> Short exercise
All records below must be retyped exactly.

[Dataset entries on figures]
********************

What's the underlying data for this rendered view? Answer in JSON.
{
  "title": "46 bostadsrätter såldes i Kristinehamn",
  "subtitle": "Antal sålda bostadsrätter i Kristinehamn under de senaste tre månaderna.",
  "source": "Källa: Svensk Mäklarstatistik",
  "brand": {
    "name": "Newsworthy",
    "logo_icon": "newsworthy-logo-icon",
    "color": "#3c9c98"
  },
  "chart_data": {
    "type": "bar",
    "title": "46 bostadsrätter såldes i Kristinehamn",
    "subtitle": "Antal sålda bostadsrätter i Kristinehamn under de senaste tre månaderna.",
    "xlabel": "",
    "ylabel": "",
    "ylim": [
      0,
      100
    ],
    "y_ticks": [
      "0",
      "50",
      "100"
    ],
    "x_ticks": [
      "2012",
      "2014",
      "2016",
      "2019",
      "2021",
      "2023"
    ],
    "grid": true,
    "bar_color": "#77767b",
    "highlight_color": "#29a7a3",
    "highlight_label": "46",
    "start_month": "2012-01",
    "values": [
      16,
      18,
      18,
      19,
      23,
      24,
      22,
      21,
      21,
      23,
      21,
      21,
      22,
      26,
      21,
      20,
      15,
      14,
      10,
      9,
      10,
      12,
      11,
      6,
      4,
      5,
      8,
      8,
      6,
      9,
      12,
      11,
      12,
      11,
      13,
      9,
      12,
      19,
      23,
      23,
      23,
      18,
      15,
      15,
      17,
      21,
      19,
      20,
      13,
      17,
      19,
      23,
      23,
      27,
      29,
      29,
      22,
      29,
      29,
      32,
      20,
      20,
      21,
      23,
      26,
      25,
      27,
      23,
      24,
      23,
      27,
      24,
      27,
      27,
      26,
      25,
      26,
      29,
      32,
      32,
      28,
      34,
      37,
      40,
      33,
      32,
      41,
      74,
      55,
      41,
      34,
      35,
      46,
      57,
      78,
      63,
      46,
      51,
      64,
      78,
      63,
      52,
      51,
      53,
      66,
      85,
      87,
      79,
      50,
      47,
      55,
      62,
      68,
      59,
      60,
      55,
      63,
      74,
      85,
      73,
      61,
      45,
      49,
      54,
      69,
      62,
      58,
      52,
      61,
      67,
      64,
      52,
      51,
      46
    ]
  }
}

********************

> Solved exercise
What's the underlying data for this rendered view? Answer in JSON.
{
  "title": "46 bostadsrätter såldes i Kristinehamn",
  "subtitle": "Antal sålda bostadsrätter i Kristinehamn under de senaste tre månaderna.",
  "source": "Källa: Svensk Mäklarstatistik",
  "brand": {
    "name": "Newsworthy",
    "logo_icon": "newsworthy-logo-icon",
    "color": "#3c9c98"
  },
  "chart_data": {
    "type": "bar",
    "title": "46 bostadsrätter såldes i Kristinehamn",
    "subtitle": "Antal sålda bostadsrätter i Kristinehamn under de senaste tre månaderna.",
    "xlabel": "",
    "ylabel": "",
    "ylim": [
      0,
      100
    ],
    "y_ticks": [
      "0",
      "50",
      "100"
    ],
    "x_ticks": [
      "2012",
      "2014",
      "2016",
      "2019",
      "2021",
      "2023"
    ],
    "grid": true,
    "bar_color": "#77767b",
    "highlight_color": "#29a7a3",
    "highlight_label": "46",
    "start_month": "2012-01",
    "values": [
      16,
      18,
      18,
      19,
      23,
      24,
      22,
      21,
      21,
      23,
      21,
      21,
      22,
      26,
      21,
      20,
      15,
      14,
      10,
      9,
      10,
      12,
      11,
      6,
      4,
      5,
      8,
      8,
      6,
      9,
      12,
      11,
      12,
      11,
      13,
      9,
      12,
      19,
      23,
      23,
      23,
      18,
      15,
      15,
      17,
      21,
      19,
      20,
      13,
      17,
      19,
      23,
      23,
      27,
      29,
      29,
      22,
      29,
      29,
      32,
      20,
      20,
      21,
      23,
      26,
      25,
      27,
      23,
      24,
      23,
      27,
      24,
      27,
      27,
      26,
      25,
      26,
      29,
      32,
      32,
      28,
      34,
      37,
      40,
      33,
      32,
      41,
      74,
      55,
      41,
      34,
      35,
      46,
      57,
      78,
      63,
      46,
      51,
      64,
      78,
      63,
      52,
      51,
      53,
      66,
      85,
      87,
      79,
      50,
      47,
      55,
      62,
      68,
      59,
      60,
      55,
      63,
      74,
      85,
      73,
      61,
      45,
      49,
      54,
      69,
      62,
      58,
      52,
      61,
      67,
      64,
      52,
      51,
      46
    ]
  }
}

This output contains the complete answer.